Records that describe figures:
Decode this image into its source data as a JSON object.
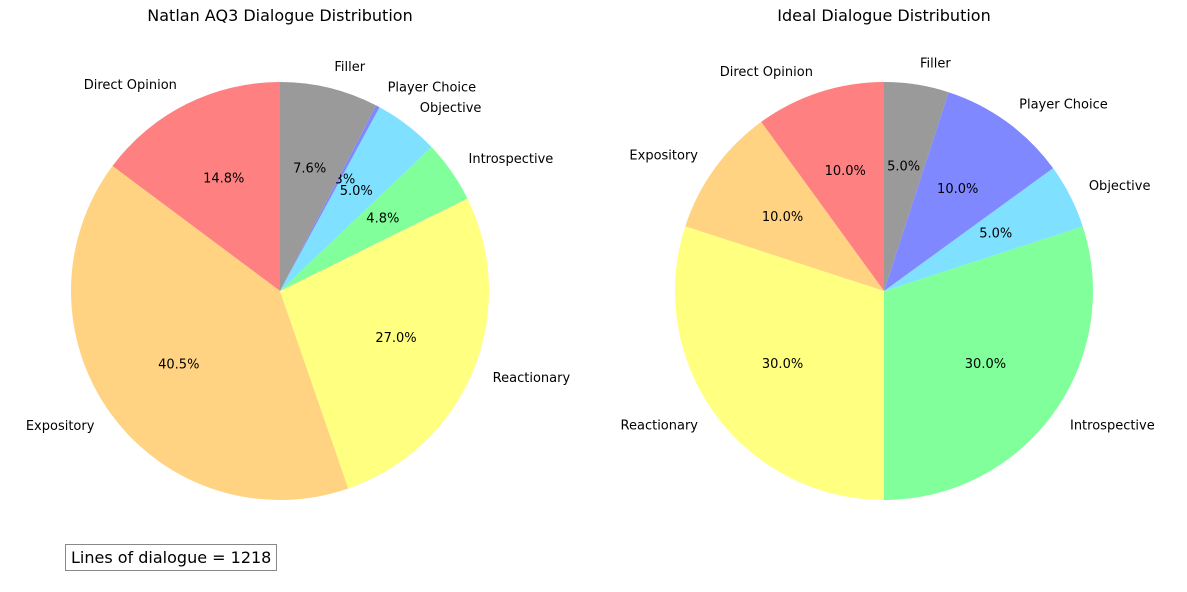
{
  "chart_data": [
    {
      "type": "pie",
      "title": "Natlan AQ3 Dialogue Distribution",
      "start_angle_deg": 90,
      "direction": "counterclockwise",
      "slices": [
        {
          "label": "Direct Opinion",
          "value": 14.8,
          "pct_label": "14.8%",
          "color": "#ff8080"
        },
        {
          "label": "Expository",
          "value": 40.5,
          "pct_label": "40.5%",
          "color": "#ffd382"
        },
        {
          "label": "Reactionary",
          "value": 27.0,
          "pct_label": "27.0%",
          "color": "#ffff80"
        },
        {
          "label": "Introspective",
          "value": 4.8,
          "pct_label": "4.8%",
          "color": "#80ff9a"
        },
        {
          "label": "Objective",
          "value": 5.0,
          "pct_label": "5.0%",
          "color": "#80e0ff"
        },
        {
          "label": "Player Choice",
          "value": 0.3,
          "pct_label": "0.3%",
          "color": "#8088ff"
        },
        {
          "label": "Filler",
          "value": 7.6,
          "pct_label": "7.6%",
          "color": "#9a9a9a"
        }
      ]
    },
    {
      "type": "pie",
      "title": "Ideal Dialogue Distribution",
      "start_angle_deg": 90,
      "direction": "counterclockwise",
      "slices": [
        {
          "label": "Direct Opinion",
          "value": 10.0,
          "pct_label": "10.0%",
          "color": "#ff8080"
        },
        {
          "label": "Expository",
          "value": 10.0,
          "pct_label": "10.0%",
          "color": "#ffd382"
        },
        {
          "label": "Reactionary",
          "value": 30.0,
          "pct_label": "30.0%",
          "color": "#ffff80"
        },
        {
          "label": "Introspective",
          "value": 30.0,
          "pct_label": "30.0%",
          "color": "#80ff9a"
        },
        {
          "label": "Objective",
          "value": 5.0,
          "pct_label": "5.0%",
          "color": "#80e0ff"
        },
        {
          "label": "Player Choice",
          "value": 10.0,
          "pct_label": "10.0%",
          "color": "#8088ff"
        },
        {
          "label": "Filler",
          "value": 5.0,
          "pct_label": "5.0%",
          "color": "#9a9a9a"
        }
      ]
    }
  ],
  "annotation": {
    "text": "Lines of dialogue = 1218"
  }
}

# Aim of the task:
Your copy should hold every record word for word and none of the pictures.

# Reply:
Decode this image into its source data as a JSON object.
{
  "chart_data": [
    {
      "type": "pie",
      "title": "Natlan AQ3 Dialogue Distribution",
      "start_angle_deg": 90,
      "direction": "counterclockwise",
      "slices": [
        {
          "label": "Direct Opinion",
          "value": 14.8,
          "pct_label": "14.8%",
          "color": "#ff8080"
        },
        {
          "label": "Expository",
          "value": 40.5,
          "pct_label": "40.5%",
          "color": "#ffd382"
        },
        {
          "label": "Reactionary",
          "value": 27.0,
          "pct_label": "27.0%",
          "color": "#ffff80"
        },
        {
          "label": "Introspective",
          "value": 4.8,
          "pct_label": "4.8%",
          "color": "#80ff9a"
        },
        {
          "label": "Objective",
          "value": 5.0,
          "pct_label": "5.0%",
          "color": "#80e0ff"
        },
        {
          "label": "Player Choice",
          "value": 0.3,
          "pct_label": "0.3%",
          "color": "#8088ff"
        },
        {
          "label": "Filler",
          "value": 7.6,
          "pct_label": "7.6%",
          "color": "#9a9a9a"
        }
      ]
    },
    {
      "type": "pie",
      "title": "Ideal Dialogue Distribution",
      "start_angle_deg": 90,
      "direction": "counterclockwise",
      "slices": [
        {
          "label": "Direct Opinion",
          "value": 10.0,
          "pct_label": "10.0%",
          "color": "#ff8080"
        },
        {
          "label": "Expository",
          "value": 10.0,
          "pct_label": "10.0%",
          "color": "#ffd382"
        },
        {
          "label": "Reactionary",
          "value": 30.0,
          "pct_label": "30.0%",
          "color": "#ffff80"
        },
        {
          "label": "Introspective",
          "value": 30.0,
          "pct_label": "30.0%",
          "color": "#80ff9a"
        },
        {
          "label": "Objective",
          "value": 5.0,
          "pct_label": "5.0%",
          "color": "#80e0ff"
        },
        {
          "label": "Player Choice",
          "value": 10.0,
          "pct_label": "10.0%",
          "color": "#8088ff"
        },
        {
          "label": "Filler",
          "value": 5.0,
          "pct_label": "5.0%",
          "color": "#9a9a9a"
        }
      ]
    }
  ],
  "annotation": {
    "text": "Lines of dialogue = 1218"
  }
}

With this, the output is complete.